Request: Leave out the images; return the rest of the data exactly.

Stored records

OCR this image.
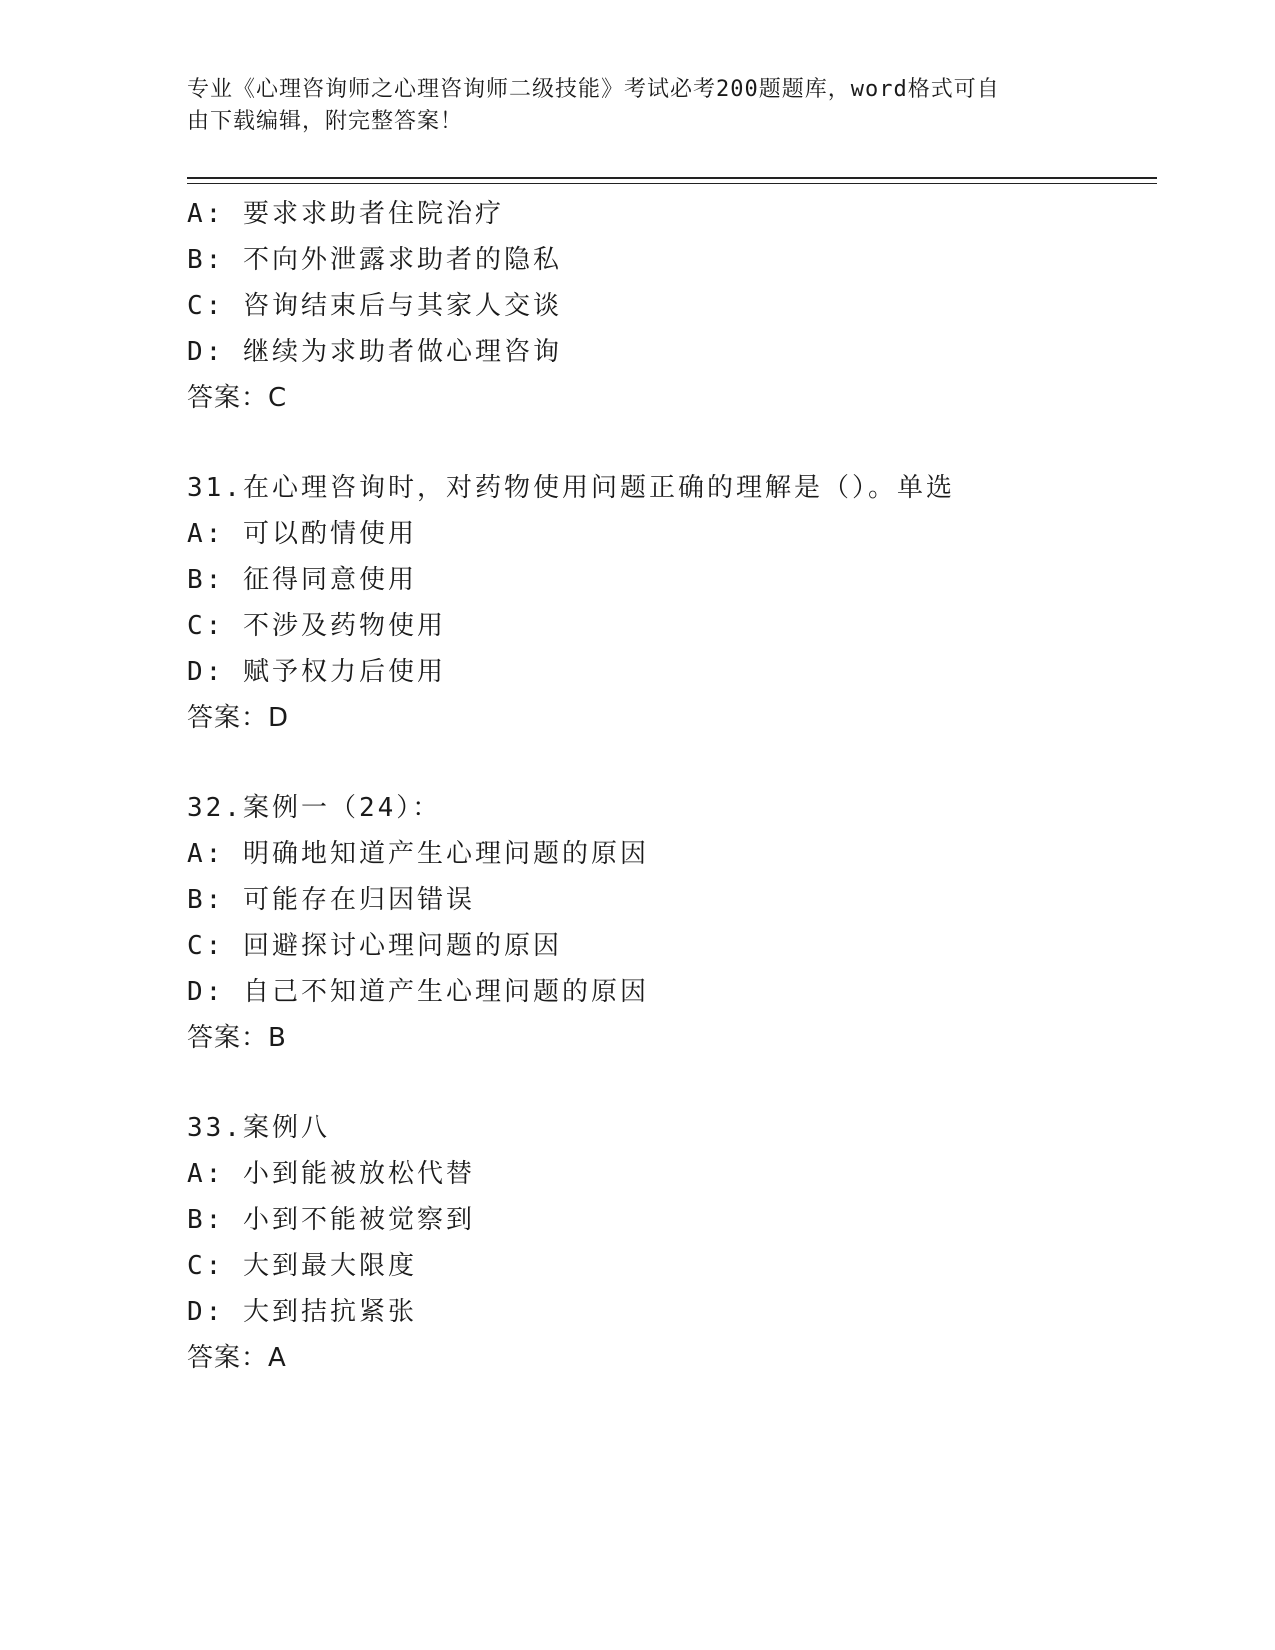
专业《心理咨询师之心理咨询师二级技能》考试必考200题题库，word格式可自
由下载编辑，附完整答案！
A: 要求求助者住院治疗
B: 不向外泄露求助者的隐私
C: 咨询结束后与其家人交谈
D: 继续为求助者做心理咨询
答案：C
31.在心理咨询时，对药物使用问题正确的理解是（）。单选
A: 可以酌情使用
B: 征得同意使用
C: 不涉及药物使用
D: 赋予权力后使用
答案：D
32.案例一（24）：
A: 明确地知道产生心理问题的原因
B: 可能存在归因错误
C: 回避探讨心理问题的原因
D: 自己不知道产生心理问题的原因
答案：B
33.案例八
A: 小到能被放松代替
B: 小到不能被觉察到
C: 大到最大限度
D: 大到拮抗紧张
答案：A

Response to the task:
OCR this image.
专业《心理咨询师之心理咨询师二级技能》考试必考200题题库，word格式可自
由下载编辑，附完整答案！
A: 要求求助者住院治疗
B: 不向外泄露求助者的隐私
C: 咨询结束后与其家人交谈
D: 继续为求助者做心理咨询
答案：C
31.在心理咨询时，对药物使用问题正确的理解是（）。单选
A: 可以酌情使用
B: 征得同意使用
C: 不涉及药物使用
D: 赋予权力后使用
答案：D
32.案例一（24）：
A: 明确地知道产生心理问题的原因
B: 可能存在归因错误
C: 回避探讨心理问题的原因
D: 自己不知道产生心理问题的原因
答案：B
33.案例八
A: 小到能被放松代替
B: 小到不能被觉察到
C: 大到最大限度
D: 大到拮抗紧张
答案：A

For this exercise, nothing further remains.